Records supplied:
○ ○ ○ ○ ○

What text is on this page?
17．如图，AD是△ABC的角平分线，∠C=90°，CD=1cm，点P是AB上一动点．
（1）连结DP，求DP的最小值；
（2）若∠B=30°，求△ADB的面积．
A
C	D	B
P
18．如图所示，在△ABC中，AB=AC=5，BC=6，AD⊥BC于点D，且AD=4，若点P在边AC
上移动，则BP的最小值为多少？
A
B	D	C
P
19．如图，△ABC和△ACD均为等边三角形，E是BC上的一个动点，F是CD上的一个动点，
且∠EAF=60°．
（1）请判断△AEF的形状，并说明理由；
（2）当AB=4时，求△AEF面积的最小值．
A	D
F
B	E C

○ ○ ○ ○ ○

Problem to work on:
Write out every entry above, word for word.

Finished answer:
What text is on this page?
17．如图，AD是△ABC的角平分线，∠C=90°，CD=1cm，点P是AB上一动点．
（1）连结DP，求DP的最小值；
（2）若∠B=30°，求△ADB的面积．
A
C	D	B
P
18．如图所示，在△ABC中，AB=AC=5，BC=6，AD⊥BC于点D，且AD=4，若点P在边AC
上移动，则BP的最小值为多少？
A
B	D	C
P
19．如图，△ABC和△ACD均为等边三角形，E是BC上的一个动点，F是CD上的一个动点，
且∠EAF=60°．
（1）请判断△AEF的形状，并说明理由；
（2）当AB=4时，求△AEF面积的最小值．
A	D
F
B	E C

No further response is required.